# [Entries supplied]
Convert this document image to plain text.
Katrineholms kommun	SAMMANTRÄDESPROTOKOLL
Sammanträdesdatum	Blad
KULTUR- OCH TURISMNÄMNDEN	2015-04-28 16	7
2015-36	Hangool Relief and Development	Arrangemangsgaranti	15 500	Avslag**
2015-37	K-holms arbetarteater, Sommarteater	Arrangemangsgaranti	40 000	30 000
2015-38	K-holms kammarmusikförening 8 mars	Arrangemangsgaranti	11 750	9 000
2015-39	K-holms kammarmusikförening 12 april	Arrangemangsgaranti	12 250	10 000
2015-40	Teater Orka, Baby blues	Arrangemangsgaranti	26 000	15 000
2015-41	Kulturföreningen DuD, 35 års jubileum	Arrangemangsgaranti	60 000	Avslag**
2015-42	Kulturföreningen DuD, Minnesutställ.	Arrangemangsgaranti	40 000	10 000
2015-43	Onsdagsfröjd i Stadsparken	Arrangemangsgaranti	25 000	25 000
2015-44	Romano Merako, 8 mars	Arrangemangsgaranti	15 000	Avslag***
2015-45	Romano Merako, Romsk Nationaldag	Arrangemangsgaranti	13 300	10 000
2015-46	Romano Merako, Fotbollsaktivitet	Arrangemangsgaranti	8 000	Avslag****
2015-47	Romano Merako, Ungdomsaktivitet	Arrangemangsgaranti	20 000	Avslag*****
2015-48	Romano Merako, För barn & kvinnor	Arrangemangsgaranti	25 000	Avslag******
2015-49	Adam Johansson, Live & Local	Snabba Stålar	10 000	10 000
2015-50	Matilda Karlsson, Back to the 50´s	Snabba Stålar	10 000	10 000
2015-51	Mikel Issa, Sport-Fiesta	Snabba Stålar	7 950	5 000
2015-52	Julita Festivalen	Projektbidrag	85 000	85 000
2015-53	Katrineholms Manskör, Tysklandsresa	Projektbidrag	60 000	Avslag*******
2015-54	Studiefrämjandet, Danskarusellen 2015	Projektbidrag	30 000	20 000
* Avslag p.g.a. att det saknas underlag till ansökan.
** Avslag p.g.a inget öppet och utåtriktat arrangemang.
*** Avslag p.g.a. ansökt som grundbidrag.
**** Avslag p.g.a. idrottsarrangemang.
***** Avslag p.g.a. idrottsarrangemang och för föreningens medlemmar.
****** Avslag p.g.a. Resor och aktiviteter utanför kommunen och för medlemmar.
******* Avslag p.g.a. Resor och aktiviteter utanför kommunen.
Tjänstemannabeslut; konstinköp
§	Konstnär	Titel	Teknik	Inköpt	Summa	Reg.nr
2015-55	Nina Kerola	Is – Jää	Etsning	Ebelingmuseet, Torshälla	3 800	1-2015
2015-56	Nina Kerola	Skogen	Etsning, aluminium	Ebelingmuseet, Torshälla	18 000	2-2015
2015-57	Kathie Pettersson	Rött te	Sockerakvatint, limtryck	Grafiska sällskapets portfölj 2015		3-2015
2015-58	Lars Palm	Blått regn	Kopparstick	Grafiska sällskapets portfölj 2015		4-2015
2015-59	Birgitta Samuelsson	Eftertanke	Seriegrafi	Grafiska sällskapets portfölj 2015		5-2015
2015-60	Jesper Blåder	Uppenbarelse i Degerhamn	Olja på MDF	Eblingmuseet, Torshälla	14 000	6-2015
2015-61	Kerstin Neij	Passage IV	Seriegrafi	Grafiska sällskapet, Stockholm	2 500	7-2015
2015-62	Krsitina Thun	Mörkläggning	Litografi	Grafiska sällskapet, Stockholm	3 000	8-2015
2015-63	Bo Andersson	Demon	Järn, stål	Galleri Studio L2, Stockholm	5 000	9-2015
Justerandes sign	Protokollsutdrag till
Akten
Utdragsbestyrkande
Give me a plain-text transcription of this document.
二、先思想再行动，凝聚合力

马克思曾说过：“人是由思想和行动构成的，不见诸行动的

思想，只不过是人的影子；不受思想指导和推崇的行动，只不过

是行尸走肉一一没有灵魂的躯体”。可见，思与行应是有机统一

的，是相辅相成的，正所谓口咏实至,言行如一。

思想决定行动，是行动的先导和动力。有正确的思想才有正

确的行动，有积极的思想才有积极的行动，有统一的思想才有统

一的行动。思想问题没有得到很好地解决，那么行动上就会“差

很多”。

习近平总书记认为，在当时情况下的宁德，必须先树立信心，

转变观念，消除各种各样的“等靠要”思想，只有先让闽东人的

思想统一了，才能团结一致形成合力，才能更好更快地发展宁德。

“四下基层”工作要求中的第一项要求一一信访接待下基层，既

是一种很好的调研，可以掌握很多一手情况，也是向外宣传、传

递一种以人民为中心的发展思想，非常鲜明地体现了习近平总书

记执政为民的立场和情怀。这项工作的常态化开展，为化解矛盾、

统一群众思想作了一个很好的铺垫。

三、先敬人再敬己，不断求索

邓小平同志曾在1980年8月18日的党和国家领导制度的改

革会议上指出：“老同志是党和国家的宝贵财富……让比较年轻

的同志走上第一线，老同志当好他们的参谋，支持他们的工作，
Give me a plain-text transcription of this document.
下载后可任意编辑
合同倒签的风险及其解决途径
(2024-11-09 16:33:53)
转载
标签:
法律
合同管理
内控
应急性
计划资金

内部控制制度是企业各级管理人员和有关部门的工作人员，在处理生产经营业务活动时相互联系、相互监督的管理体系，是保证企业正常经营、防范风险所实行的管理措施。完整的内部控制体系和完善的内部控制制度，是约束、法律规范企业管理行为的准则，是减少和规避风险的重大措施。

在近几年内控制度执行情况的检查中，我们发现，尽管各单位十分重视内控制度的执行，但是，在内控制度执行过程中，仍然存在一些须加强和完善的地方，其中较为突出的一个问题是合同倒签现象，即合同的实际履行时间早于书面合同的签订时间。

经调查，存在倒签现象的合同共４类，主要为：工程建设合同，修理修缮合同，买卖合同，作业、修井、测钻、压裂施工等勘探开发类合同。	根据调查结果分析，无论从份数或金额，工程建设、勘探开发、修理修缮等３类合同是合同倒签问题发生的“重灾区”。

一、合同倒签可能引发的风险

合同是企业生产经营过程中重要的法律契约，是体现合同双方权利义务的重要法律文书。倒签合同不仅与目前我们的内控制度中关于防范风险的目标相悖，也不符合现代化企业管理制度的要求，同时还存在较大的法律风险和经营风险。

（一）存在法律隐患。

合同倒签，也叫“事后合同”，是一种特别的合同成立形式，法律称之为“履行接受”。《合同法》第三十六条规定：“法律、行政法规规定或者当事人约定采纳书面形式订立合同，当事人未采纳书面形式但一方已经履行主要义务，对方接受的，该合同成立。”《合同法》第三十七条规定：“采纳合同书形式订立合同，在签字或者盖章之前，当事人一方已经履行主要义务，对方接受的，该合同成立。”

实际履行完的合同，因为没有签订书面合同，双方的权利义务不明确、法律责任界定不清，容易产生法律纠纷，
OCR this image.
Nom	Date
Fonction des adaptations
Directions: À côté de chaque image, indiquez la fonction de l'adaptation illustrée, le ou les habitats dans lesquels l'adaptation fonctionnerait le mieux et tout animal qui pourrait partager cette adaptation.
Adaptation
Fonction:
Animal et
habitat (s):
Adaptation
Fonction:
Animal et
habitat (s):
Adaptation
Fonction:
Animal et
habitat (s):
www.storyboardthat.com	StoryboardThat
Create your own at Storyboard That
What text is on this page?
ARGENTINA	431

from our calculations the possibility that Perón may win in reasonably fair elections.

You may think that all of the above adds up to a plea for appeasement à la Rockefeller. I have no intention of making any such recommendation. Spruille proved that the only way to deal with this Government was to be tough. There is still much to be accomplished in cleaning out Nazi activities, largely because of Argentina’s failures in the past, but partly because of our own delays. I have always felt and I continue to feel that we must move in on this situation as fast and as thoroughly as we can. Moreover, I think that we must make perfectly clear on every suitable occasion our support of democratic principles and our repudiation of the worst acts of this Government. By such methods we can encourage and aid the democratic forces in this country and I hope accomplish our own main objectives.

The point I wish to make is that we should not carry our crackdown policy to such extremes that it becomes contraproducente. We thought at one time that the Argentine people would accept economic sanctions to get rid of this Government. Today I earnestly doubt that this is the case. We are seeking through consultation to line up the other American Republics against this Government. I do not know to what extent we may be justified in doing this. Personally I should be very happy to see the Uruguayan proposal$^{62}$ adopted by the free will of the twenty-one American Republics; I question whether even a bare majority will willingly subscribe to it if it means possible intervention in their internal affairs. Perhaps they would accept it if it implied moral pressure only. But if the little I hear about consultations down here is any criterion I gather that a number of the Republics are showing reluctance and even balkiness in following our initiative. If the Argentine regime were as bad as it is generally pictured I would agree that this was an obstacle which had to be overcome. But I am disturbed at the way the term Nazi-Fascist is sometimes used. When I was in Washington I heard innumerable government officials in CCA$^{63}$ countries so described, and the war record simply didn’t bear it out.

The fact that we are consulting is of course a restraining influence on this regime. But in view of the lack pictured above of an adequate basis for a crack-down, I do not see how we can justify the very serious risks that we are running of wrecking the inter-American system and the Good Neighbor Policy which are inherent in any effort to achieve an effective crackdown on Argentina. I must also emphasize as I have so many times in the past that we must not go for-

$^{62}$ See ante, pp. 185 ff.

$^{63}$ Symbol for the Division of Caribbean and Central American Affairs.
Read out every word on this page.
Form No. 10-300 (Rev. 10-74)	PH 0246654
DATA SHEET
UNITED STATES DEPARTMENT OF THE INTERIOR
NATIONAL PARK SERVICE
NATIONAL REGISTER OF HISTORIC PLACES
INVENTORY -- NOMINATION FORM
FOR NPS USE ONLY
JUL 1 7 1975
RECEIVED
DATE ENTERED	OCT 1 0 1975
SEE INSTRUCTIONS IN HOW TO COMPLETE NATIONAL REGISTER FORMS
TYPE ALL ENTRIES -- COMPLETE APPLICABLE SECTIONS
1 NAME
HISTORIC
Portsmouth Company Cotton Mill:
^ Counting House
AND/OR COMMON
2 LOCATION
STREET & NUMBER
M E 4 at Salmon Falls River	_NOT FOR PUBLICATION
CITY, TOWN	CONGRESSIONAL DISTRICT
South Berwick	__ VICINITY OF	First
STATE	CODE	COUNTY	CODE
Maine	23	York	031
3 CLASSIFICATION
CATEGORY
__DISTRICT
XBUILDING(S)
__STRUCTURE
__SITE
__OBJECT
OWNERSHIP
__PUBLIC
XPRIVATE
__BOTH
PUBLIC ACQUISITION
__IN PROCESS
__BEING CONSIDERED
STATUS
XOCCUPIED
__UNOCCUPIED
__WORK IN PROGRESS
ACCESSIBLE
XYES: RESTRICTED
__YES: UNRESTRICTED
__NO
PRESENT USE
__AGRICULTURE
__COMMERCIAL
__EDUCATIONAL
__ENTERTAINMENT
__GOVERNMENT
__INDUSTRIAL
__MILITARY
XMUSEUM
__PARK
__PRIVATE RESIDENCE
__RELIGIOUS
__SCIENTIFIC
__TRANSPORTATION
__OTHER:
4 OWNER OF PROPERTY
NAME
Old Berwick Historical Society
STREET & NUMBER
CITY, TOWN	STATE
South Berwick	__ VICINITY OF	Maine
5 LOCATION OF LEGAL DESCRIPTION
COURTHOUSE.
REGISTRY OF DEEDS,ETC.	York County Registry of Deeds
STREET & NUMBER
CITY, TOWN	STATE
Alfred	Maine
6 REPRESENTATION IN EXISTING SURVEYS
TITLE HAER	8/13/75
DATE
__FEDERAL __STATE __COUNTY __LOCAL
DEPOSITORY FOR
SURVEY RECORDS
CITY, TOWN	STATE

# [Exercise]
Extract from the data every line where "Stockholm" shows up.

# [Exercise response]
2015-61	Kerstin Neij	Passage IV	Seriegrafi	Grafiska sällskapet, Stockholm	2 500	7-2015
2015-62	Krsitina Thun	Mörkläggning	Litografi	Grafiska sällskapet, Stockholm	3 000	8-2015
2015-63	Bo Andersson	Demon	Järn, stål	Galleri Studio L2, Stockholm	5 000	9-2015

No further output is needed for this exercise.